Given instruction —
Reproduce each line that includes the word "ἐπίπεδα".

Data extract —
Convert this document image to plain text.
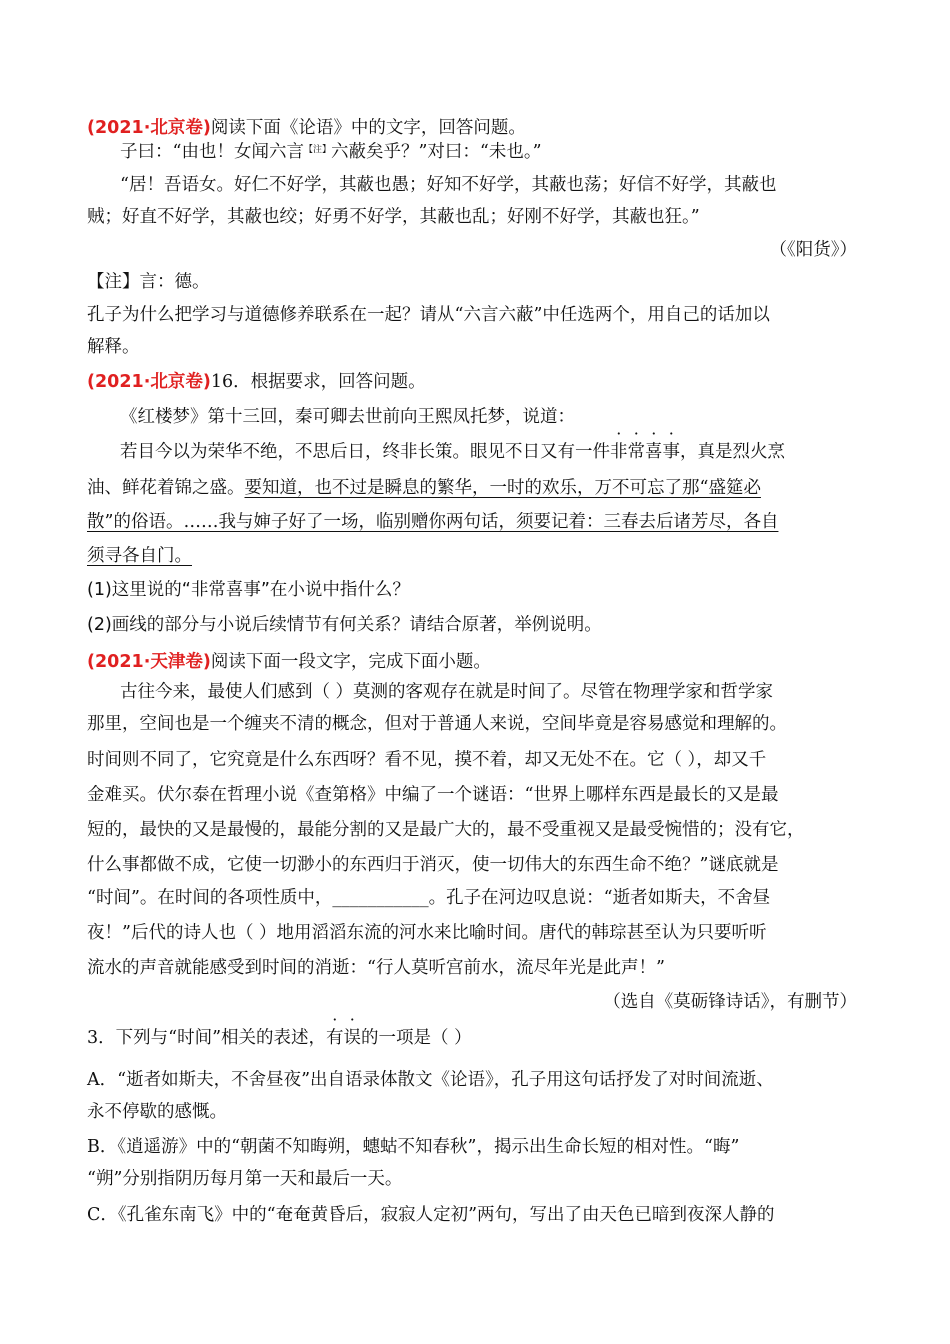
(2021·北京卷)阅读下面《论语》中的文字，回答问题。
子曰：“由也！女闻六言$^{【注】}$六蔽矣乎？”对曰：“未也。”
“居！吾语女。好仁不好学，其蔽也愚；好知不好学，其蔽也荡；好信不好学，其蔽也
贼；好直不好学，其蔽也绞；好勇不好学，其蔽也乱；好刚不好学，其蔽也狂。”
（《阳货》）
【注】言：德。
孔子为什么把学习与道德修养联系在一起？请从“六言六蔽”中任选两个，用自己的话加以
解释。
(2021·北京卷)16．根据要求，回答问题。
《红楼梦》第十三回，秦可卿去世前向王熙凤托梦，说道：
若目今以为荣华不绝，不思后日，终非长策。眼见不日又有一件非常喜事，真是烈火烹
油、鲜花着锦之盛。要知道，也不过是瞬息的繁华，一时的欢乐，万不可忘了那“盛筵必
散”的俗语。……我与婶子好了一场，临别赠你两句话，须要记着：三春去后诸芳尽，各自
须寻各自门。
(1)这里说的“非常喜事”在小说中指什么？
(2)画线的部分与小说后续情节有何关系？请结合原著，举例说明。
(2021·天津卷)阅读下面一段文字，完成下面小题。
古往今来，最使人们感到（ ）莫测的客观存在就是时间了。尽管在物理学家和哲学家
那里，空间也是一个缠夹不清的概念，但对于普通人来说，空间毕竟是容易感觉和理解的。
时间则不同了，它究竟是什么东西呀？看不见，摸不着，却又无处不在。它（ ），却又千
金难买。伏尔泰在哲理小说《查第格》中编了一个谜语：“世界上哪样东西是最长的又是最
短的，最快的又是最慢的，最能分割的又是最广大的，最不受重视又是最受惋惜的；没有它，
什么事都做不成，它使一切渺小的东西归于消灭，使一切伟大的东西生命不绝？”谜底就是
“时间”。在时间的各项性质中，___________。孔子在河边叹息说：“逝者如斯夫，不舍昼
夜！”后代的诗人也（ ）地用滔滔东流的河水来比喻时间。唐代的韩琮甚至认为只要听听
流水的声音就能感受到时间的消逝：“行人莫听宫前水，流尽年光是此声！”
（选自《莫砺锋诗话》，有删节）
3．下列与“时间”相关的表述，有误的一项是（ ）
A．“逝者如斯夫，不舍昼夜”出自语录体散文《论语》，孔子用这句话抒发了对时间流逝、
永不停歇的感慨。
B．《逍遥游》中的“朝菌不知晦朔，蟪蛄不知春秋”，揭示出生命长短的相对性。“晦”
“朔”分别指阴历每月第一天和最后一天。
C．《孔雀东南飞》中的“奄奄黄昏后，寂寂人定初”两句，写出了由天色已暗到夜深人静的
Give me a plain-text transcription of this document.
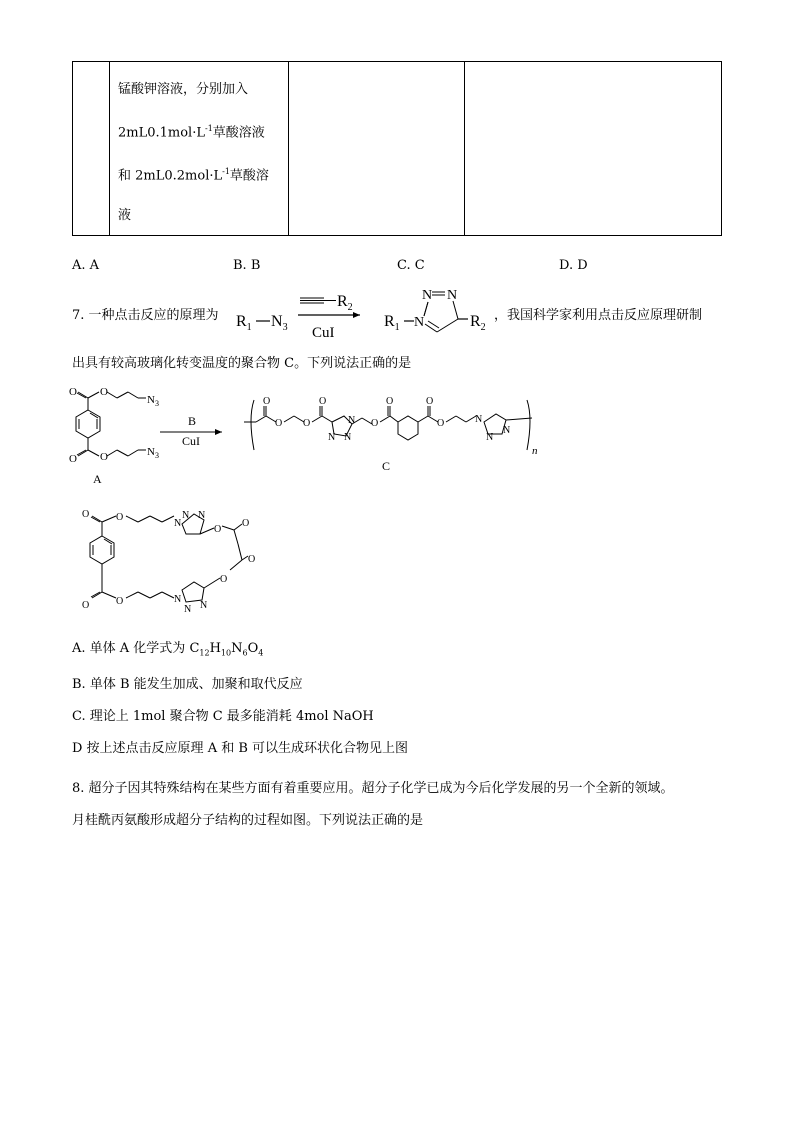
锰酸钾溶液，分别加入
$2mL0.1mol\cdot L^{-1}$草酸溶液
和 $2mL0.2mol\cdot L^{-1}$草酸溶
液

A. A	B. B	C. C	D. D
7. 一种点击反应的原理为 $R_1$ $N_3$
$R_2$
CuI
$R_1$ N
N N
$R_2$
，我国科学家利用点击反应原理研制
出具有较高玻璃化转变温度的聚合物 C。下列说法正确的是
O O
$N_3$
O O	$N_3$
A
B
CuI
O
O O
O
N N
N O
O	O
O	N
N
N
n
C
O	O
N
N N
O
O
O
O
O	O	N
N N
A. 单体 A 化学式为 $C_{12}H_{10}N_6O_4$
B. 单体 B 能发生加成、加聚和取代反应
C. 理论上 1mol 聚合物 C 最多能消耗 4mol NaOH
D 按上述点击反应原理 A 和 B 可以生成环状化合物见上图
8. 超分子因其特殊结构在某些方面有着重要应用。超分子化学已成为今后化学发展的另一个全新的领域。
月桂酰丙氨酸形成超分子结构的过程如图。下列说法正确的是
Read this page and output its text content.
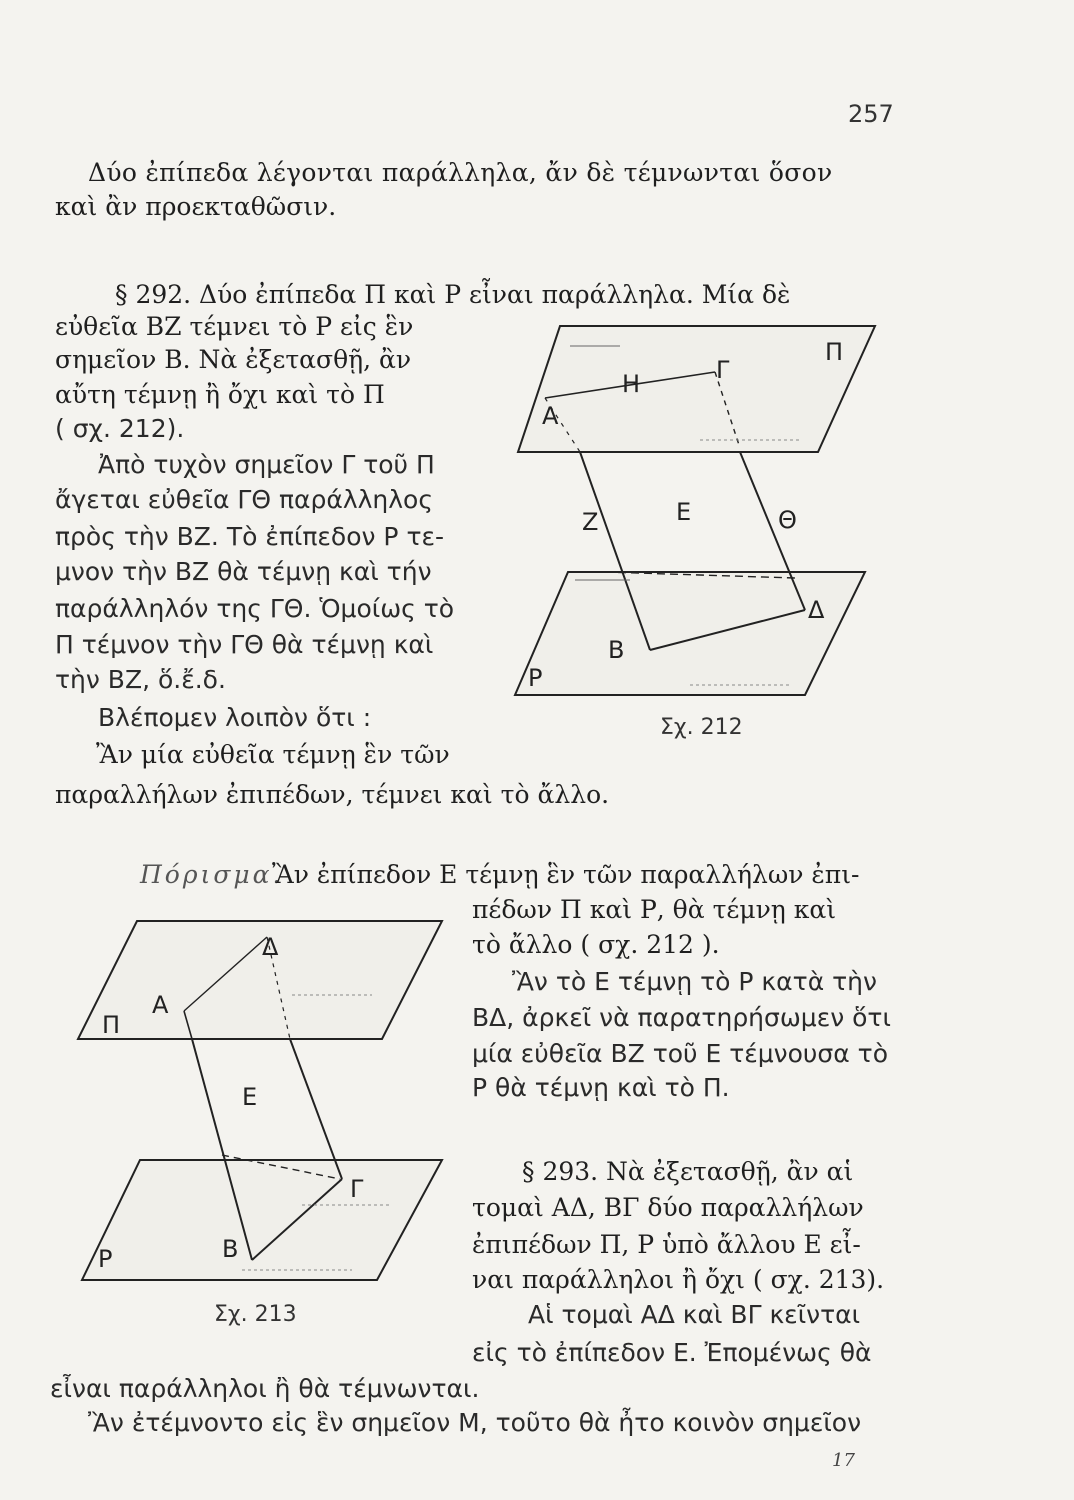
257
Δύο ἐπίπεδα λέγονται παράλληλα, ἄν δὲ τέμνωνται ὅσον
καὶ ἂν προεκταθῶσιν.
§ 292. Δύο ἐπίπεδα Π καὶ Ρ εἶναι παράλληλα. Μία δὲ
εὐθεῖα ΒΖ τέμνει τὸ Ρ εἰς ἓν
σημεῖον Β. Νὰ ἐξετασθῇ, ἂν
αὔτη τέμνῃ ἢ ὄχι καὶ τὸ Π
( σχ. 212).
Ἀπὸ τυχὸν σημεῖον Γ τοῦ Π
ἄγεται εὐθεῖα ΓΘ παράλληλος
πρὸς τὴν ΒΖ. Τὸ ἐπίπεδον Ρ τε-
μνον τὴν ΒΖ θὰ τέμνῃ καὶ τήν
παράλληλόν της ΓΘ. Ὁμοίως τὸ
Π τέμνον τὴν ΓΘ θὰ τέμνῃ καὶ
τὴν ΒΖ, ὅ.ἔ.δ.
Βλέπομεν λοιπὸν ὅτι :
Ἂν μία εὐθεῖα τέμνῃ ἓν τῶν
παραλλήλων ἐπιπέδων, τέμνει καὶ τὸ ἄλλο.
Πόρισμα.
Ἂν ἐπίπεδον Ε τέμνῃ ἓν τῶν παραλλήλων ἐπι-
πέδων Π καὶ Ρ, θὰ τέμνῃ καὶ
τὸ ἄλλο ( σχ. 212 ).
Ἂν τὸ Ε τέμνῃ τὸ Ρ κατὰ τὴν
ΒΔ, ἀρκεῖ νὰ παρατηρήσωμεν ὅτι
μία εὐθεῖα ΒΖ τοῦ Ε τέμνουσα τὸ
Ρ θὰ τέμνῃ καὶ τὸ Π.
§ 293. Νὰ ἐξετασθῇ, ἂν αἱ
τομαὶ ΑΔ, ΒΓ δύο παραλλήλων
ἐπιπέδων Π, Ρ ὑπὸ ἄλλου Ε εἶ-
ναι παράλληλοι ἢ ὄχι ( σχ. 213).
Αἱ τομαὶ ΑΔ καὶ ΒΓ κεῖνται
εἰς τὸ ἐπίπεδον Ε. Ἐπομένως θὰ
εἶναι παράλληλοι ἢ θὰ τέμνωνται.
Ἂν ἐτέμνοντο εἰς ἓν σημεῖον Μ, τοῦτο θὰ ἦτο κοινὸν σημεῖον
17
Π
Η	Γ
Α
Ζ	Ε	Θ
Δ
Β
Ρ
Σχ. 212
Δ
Α
Π
Ε
Γ
Β
Ρ
Σχ. 213
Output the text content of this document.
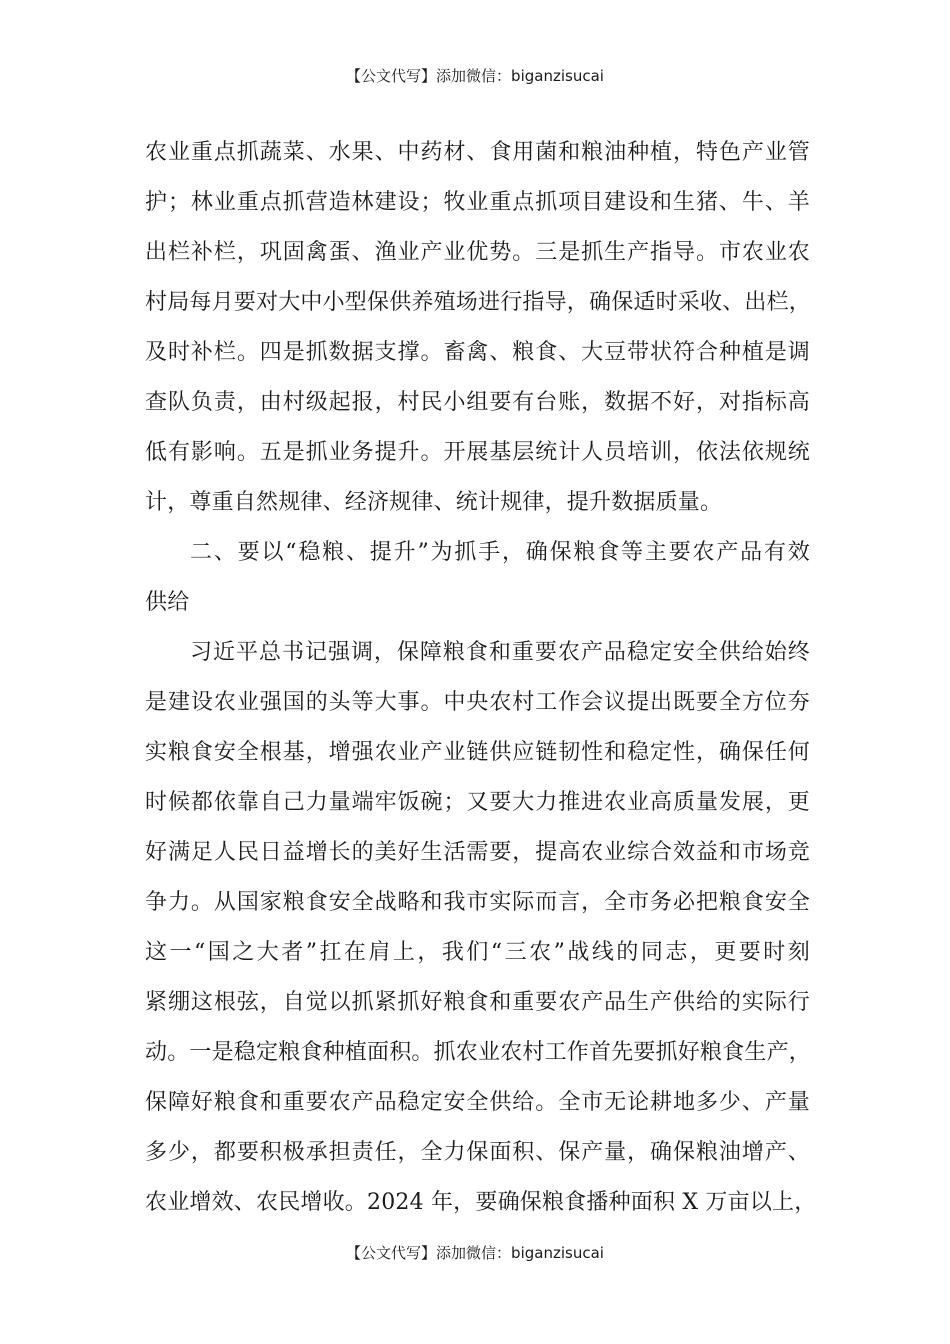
【公文代写】添加微信：biganzisucai
农业重点抓蔬菜、水果、中药材、食用菌和粮油种植，特色产业管
护；林业重点抓营造林建设；牧业重点抓项目建设和生猪、牛、羊
出栏补栏，巩固禽蛋、渔业产业优势。三是抓生产指导。市农业农
村局每月要对大中小型保供养殖场进行指导，确保适时采收、出栏，
及时补栏。四是抓数据支撑。畜禽、粮食、大豆带状符合种植是调
查队负责，由村级起报，村民小组要有台账，数据不好，对指标高
低有影响。五是抓业务提升。开展基层统计人员培训，依法依规统
计，尊重自然规律、经济规律、统计规律，提升数据质量。
二、要以“稳粮、提升”为抓手，确保粮食等主要农产品有效
供给
习近平总书记强调，保障粮食和重要农产品稳定安全供给始终
是建设农业强国的头等大事。中央农村工作会议提出既要全方位夯
实粮食安全根基，增强农业产业链供应链韧性和稳定性，确保任何
时候都依靠自己力量端牢饭碗；又要大力推进农业高质量发展，更
好满足人民日益增长的美好生活需要，提高农业综合效益和市场竞
争力。从国家粮食安全战略和我市实际而言，全市务必把粮食安全
这一“国之大者”扛在肩上，我们“三农”战线的同志，更要时刻
紧绷这根弦，自觉以抓紧抓好粮食和重要农产品生产供给的实际行
动。一是稳定粮食种植面积。抓农业农村工作首先要抓好粮食生产，
保障好粮食和重要农产品稳定安全供给。全市无论耕地多少、产量
多少，都要积极承担责任，全力保面积、保产量，确保粮油增产、
农业增效、农民增收。2024 年，要确保粮食播种面积 X 万亩以上，
【公文代写】添加微信：biganzisucai
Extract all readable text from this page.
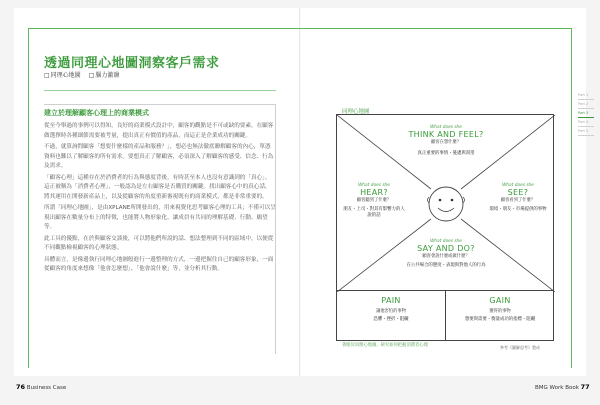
透過同理心地圖洞察客戶需求
□ 同理心地圖
□	腦力激盪
建立於理解顧客心理上的商業模式

從至今舉過的事例可以得知，良好的商業模式設計中，顧客的觀點是不可或缺的要素。在顧客做選擇時各種細節需要被考量，提出真正有價值的產品，而這正是企業成功的關鍵。

不過，就算詢問顧客「想要什麼樣的產品和服務？」，想必也無法徹底瞭解顧客的內心，單憑資料也難以了解顧客的所有需求。要想真正了解顧客，必須深入了解顧客的感受、信念、行為及需求。

「顧客心理」這種存在於消費者的行為與態度背後，有時甚至本人也沒有意識到的「真心」，這正被稱為「消費者心理」，一般認為是左右顧客是否購買的關鍵。找出顧客心中的真心話，將其運用在開發新產品上，以及從顧客的角度重新審視既有的商業模式，都是非常重要的。

所謂「同理心地圖」，是由XPLANE所開發出的，用來視覺化思考顧客心理的工具；不僅可以呈現出顧客在數量分布上的特徵，也能將人物形象化，讓成員有共同的理解基礎、行動、願望等。

此工具的優點，在於與顧客交談後，可以將他們所說的話、想法整理到不同的區域中，以便從不同觀點檢視顧客的心理狀態。

具體而言，是像邊執行同理心地圖般進行一邊整理的方式，一邊把握住自己的顧客形象，一面從顧客的角度來想像「他會怎麼想」、「他會說什麼」等，並分析其行動。

同理心地圖
What does she
THINK AND FEEL?
顧客在想什麼？
真正重要的事情・憂慮與渴望
What does she
HEAR?
顧客聽到了什麼？
朋友・上司・對其有影響力的人
說的話
What does she
SEE?
顧客看到了什麼？
環境・朋友・市場提供的事物
What does she
SAY AND DO?
顧客會說什麼或做什麼？
在公共場合的態度・表現與對他人的行為
PAIN
讓他害怕的事物
恐懼・挫折・阻礙
GAIN
獲得的事物
想要與需要・衡量成功的指標・阻礙
著眼於同理心地圖，研究如何把握消費者心理	參考《圖解思考》製成
Part 1
Part 2
Part 3
Part 4
Part 5
76 Business Case	BMG Work Book 77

Result of the task —
Δύο ἐπίπεδα λέγονται παράλληλα, ἄν δὲ τέμνωνται ὅσον
§ 292. Δύο ἐπίπεδα Π καὶ Ρ εἶναι παράλληλα. Μία δὲ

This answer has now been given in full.